(Data records)
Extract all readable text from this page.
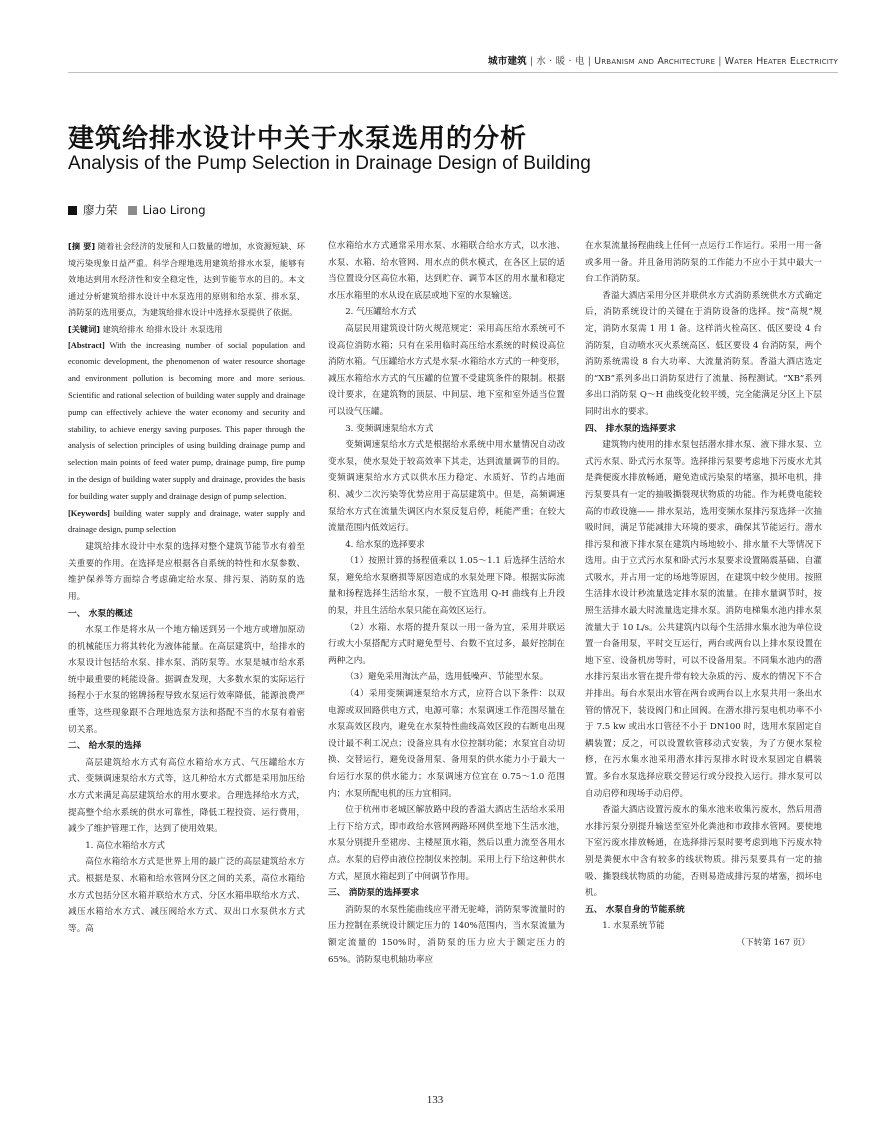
城市建筑 | 水 · 暖 · 电 | Urbanism and Architecture | Water Heater Electricity
建筑给排水设计中关于水泵选用的分析
Analysis of the Pump Selection in Drainage Design of Building
廖力荣 Liao Lirong

[摘 要] 随着社会经济的发展和人口数量的增加，水资源短缺、环境污染现象日益严重。科学合理地选用建筑给排水水泵，能够有效地达到用水经济性和安全稳定性，达到节能节水的目的。本文通过分析建筑给排水设计中水泵选用的原则和给水泵、排水泵、消防泵的选用要点，为建筑给排水设计中选择水泵提供了依据。

[关键词] 建筑给排水 给排水设计 水泵选用

[Abstract] With the increasing number of social population and economic development, the phenomenon of water resource shortage and environment pollution is becoming more and more serious. Scientific and rational selection of building water supply and drainage pump can effectively achieve the water economy and security and stability, to achieve energy saving purposes. This paper through the analysis of selection principles of using building drainage pump and selection main points of feed water pump, drainage pump, fire pump in the design of building water supply and drainage, provides the basis for building water supply and drainage design of pump selection.

[Keywords] building water supply and drainage, water supply and drainage design, pump selection

建筑给排水设计中水泵的选择对整个建筑节能节水有着至关重要的作用。在选择是应根据各自系统的特性和水泵参数、维护保养等方面综合考虑确定给水泵、排污泵、消防泵的选用。

一、 水泵的概述

水泵工作是将水从一个地方输送到另一个地方或增加原动的机械能压力将其转化为液体能量。在高层建筑中，给排水的水泵设计包括给水泵、排水泵、消防泵等。水泵是城市给水系统中最重要的耗能设备。据调查发现，大多数水泵的实际运行扬程小于水泵的铭牌扬程导致水泵运行效率降低，能源浪费严重等，这些现象跟不合理地选泵方法和搭配不当的水泵有着密切关系。

二、 给水泵的选择

高层建筑给水方式有高位水箱给水方式、气压罐给水方式、变频调速泵给水方式等，这几种给水方式都是采用加压给水方式来满足高层建筑给水的用水要求。合理选择给水方式，提高整个给水系统的供水可靠性，降低工程投资、运行费用，减少了维护管理工作，达到了使用效果。

1. 高位水箱给水方式

高位水箱给水方式是世界上用的最广泛的高层建筑给水方式。根据是泵、水箱和给水管网分区之间的关系，高位水箱给水方式包括分区水箱并联给水方式、分区水箱串联给水方式、减压水箱给水方式、减压阀给水方式、双出口水泵供水方式等。高

位水箱给水方式通常采用水泵、水箱联合给水方式，以水池、水泵、水箱、给水管网、用水点的供水模式，在各区上层的适当位置设分区高位水箱，达到贮存、调节本区的用水量和稳定水压水箱里的水从设在底层或地下室的水泵输送。

2. 气压罐给水方式

高层民用建筑设计防火规范规定：采用高压给水系统可不设高位消防水箱；只有在采用临时高压给水系统的时候设高位消防水箱。气压罐给水方式是水泵-水箱给水方式的一种变形，减压水箱给水方式的气压罐的位置不受建筑条件的限制。根据设计要求，在建筑物的顶层、中间层、地下室和室外适当位置可以设气压罐。

3. 变频调速泵给水方式

变频调速泵给水方式是根据给水系统中用水量情况自动改变水泵，使水泵处于较高效率下其走，达到流量调节的目的。变频调速泵给水方式以供水压力稳定、水质好、节约占地面积、减少二次污染等优势应用于高层建筑中。但是，高频调速泵给水方式在流量失调区内水泵反复启停，耗能严重；在较大流量范围内低效运行。

4. 给水泵的选择要求

（1）按照计算的扬程值乘以 1.05～1.1 后选择生活给水泵，避免给水泵磨损等原因造成的水泵处理下降。根据实际流量和扬程选择生活给水泵，一般不宜选用 Q-H 曲线有上升段的泵，并且生活给水泵只能在高效区运行。

（2）水箱、水塔的提升泵以一用一备为宜，采用并联运行或大小泵搭配方式时避免型号、台数不宜过多，最好控制在两种之内。

（3）避免采用淘汰产品，选用低噪声、节能型水泵。

（4）采用变频调速泵给水方式，应符合以下条件：以双电源或双回路供电方式，电源可靠；水泵调速工作范围尽量在水泵高效区段内，避免在水泵特性曲线高效区段的右断电出现设计最不利工况点；设备应具有水位控制功能；水泵宜自动切换、交替运行，避免设备用泵、备用泵的供水能力小于最大一台运行水泵的供水能力；水泵调速方位宜在 0.75～1.0 范围内；水泵所配电机的压力宜相同。

位于杭州市老城区解放路中段的香溢大酒店生活给水采用上行下给方式，即市政给水管网两路环网供至地下生活水池，水泵分别提升至裙房、主楼屋顶水箱，然后以重力流至各用水点。水泵的启停由液位控制仪来控制。采用上行下给这种供水方式，屋顶水箱起到了中间调节作用。

三、 消防泵的选择要求

消防泵的水泵性能曲线应平滑无驼峰，消防泵零流量时的压力控制在系统设计额定压力的 140%范围内，当水泵流量为额定流量的 150%时，消防泵的压力应大于额定压力的 65%。消防泵电机轴功率应

在水泵流量扬程曲线上任何一点运行工作运行。采用一用一备或多用一备。并且备用消防泵的工作能力不应小于其中最大一台工作消防泵。

香溢大酒店采用分区并联供水方式消防系统供水方式确定后，消防系统设计的关键在于消防设备的选择。按“高规”规定，消防水泵需 1 用 1 备。这样消火栓高区、低区要设 4 台消防泵，自动喷水灭火系统高区、低区要设 4 台消防泵，两个消防系统需设 8 台大功率、大流量消防泵。香溢大酒店选定的“XB”系列多出口消防泵进行了流量、扬程测试。“XB”系列多出口消防泵 Q～H 曲线变化较平缓，完全能满足分区上下层同时出水的要求。

四、 排水泵的选择要求

建筑物内使用的排水泵包括潜水排水泵、液下排水泵、立式污水泵、卧式污水泵等。选择排污泵要考虑地下污废水尤其是粪便废水排放畅通，避免造成污染泵的堵塞，损坏电机，排污泵要具有一定的抽吸撕裂现状物质的功能。作为耗费电能较高的市政设施—— 排水泵站，选用变频水泵排污泵选择一次抽吸时间，满足节能减排大环境的要求，确保其节能运行。潜水排污泵和液下排水泵在建筑内场地较小、排水量不大等情况下选用。由于立式污水泵和卧式污水泵要求设置隔震基础、自灌式吸水，并占用一定的场地等原因，在建筑中较少使用。按照生活排水设计秒流量选定排水泵的流量。在排水量调节时，按照生活排水最大时流量选定排水泵。消防电梯集水池内排水泵流量大于 10 L/s。公共建筑内以每个生活排水集水池为单位设置一台备用泵，平时交互运行，两台或两台以上排水泵设置在地下室、设备机房等时，可以不设备用泵。不同集水池内的潜水排污泵出水管在提升带有较大杂质的污、废水的情况下不合并排出。每台水泵出水管在两台或两台以上水泵共用一条出水管的情况下，装设阀门和止回阀。在潜水排污泵电机功率不小于 7.5 kw 或出水口管径不小于 DN100 时，选用水泵固定自耦装置；反之，可以设置软管移动式安装，为了方便水泵检修，在污水集水池采用潜水排污泵排水时设水泵固定自耦装置。多台水泵选择应联交替运行或分段投入运行。排水泵可以自动启停和现场手动启停。

香溢大酒店设置污废水的集水池来收集污废水，然后用潜水排污泵分别提升输送至室外化粪池和市政排水管网。要使地下室污废水排放畅通，在选择排污泵时要考虑到地下污废水特别是粪便水中含有较多的线状物质。排污泵要具有一定的抽吸、撕裂线状物质的功能，否则易造成排污泵的堵塞，损坏电机。

五、 水泵自身的节能系统

1. 水泵系统节能

（下转第 167 页）

133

> _What to produce_
Look over the listing above. Pick out and copy every line that includes "损坏电机".

> _Complete response_
建筑物内使用的排水泵包括潜水排水泵、液下排水泵、立式污水泵、卧式污水泵等。选择排污泵要考虑地下污废水尤其是粪便废水排放畅通，避免造成污染泵的堵塞，损坏电机，排污泵要具有一定的抽吸撕裂现状物质的功能。作为耗费电能较高的市政设施—— 排水泵站，选用变频水泵排污泵选择一次抽吸时间，满足节能减排大环境的要求，确保其节能运行。潜水排污泵和液下排水泵在建筑内场地较小、排水量不大等情况下选用。由于立式污水泵和卧式污水泵要求设置隔震基础、自灌式吸水，并占用一定的场地等原因，在建筑中较少使用。按照生活排水设计秒流量选定排水泵的流量。在排水量调节时，按照生活排水最大时流量选定排水泵。消防电梯集水池内排水泵流量大于 10 L/s。公共建筑内以每个生活排水集水池为单位设置一台备用泵，平时交互运行，两台或两台以上排水泵设置在地下室、设备机房等时，可以不设备用泵。不同集水池内的潜水排污泵出水管在提升带有较大杂质的污、废水的情况下不合并排出。每台水泵出水管在两台或两台以上水泵共用一条出水管的情况下，装设阀门和止回阀。在潜水排污泵电机功率不小于 7.5 kw 或出水口管径不小于 DN100 时，选用水泵固定自耦装置；反之，可以设置软管移动式安装，为了方便水泵检修，在污水集水池采用潜水排污泵排水时设水泵固定自耦装置。多台水泵选择应联交替运行或分段投入运行。排水泵可以自动启停和现场手动启停。
香溢大酒店设置污废水的集水池来收集污废水，然后用潜水排污泵分别提升输送至室外化粪池和市政排水管网。要使地下室污废水排放畅通，在选择排污泵时要考虑到地下污废水特别是粪便水中含有较多的线状物质。排污泵要具有一定的抽吸、撕裂线状物质的功能，否则易造成排污泵的堵塞，损坏电机。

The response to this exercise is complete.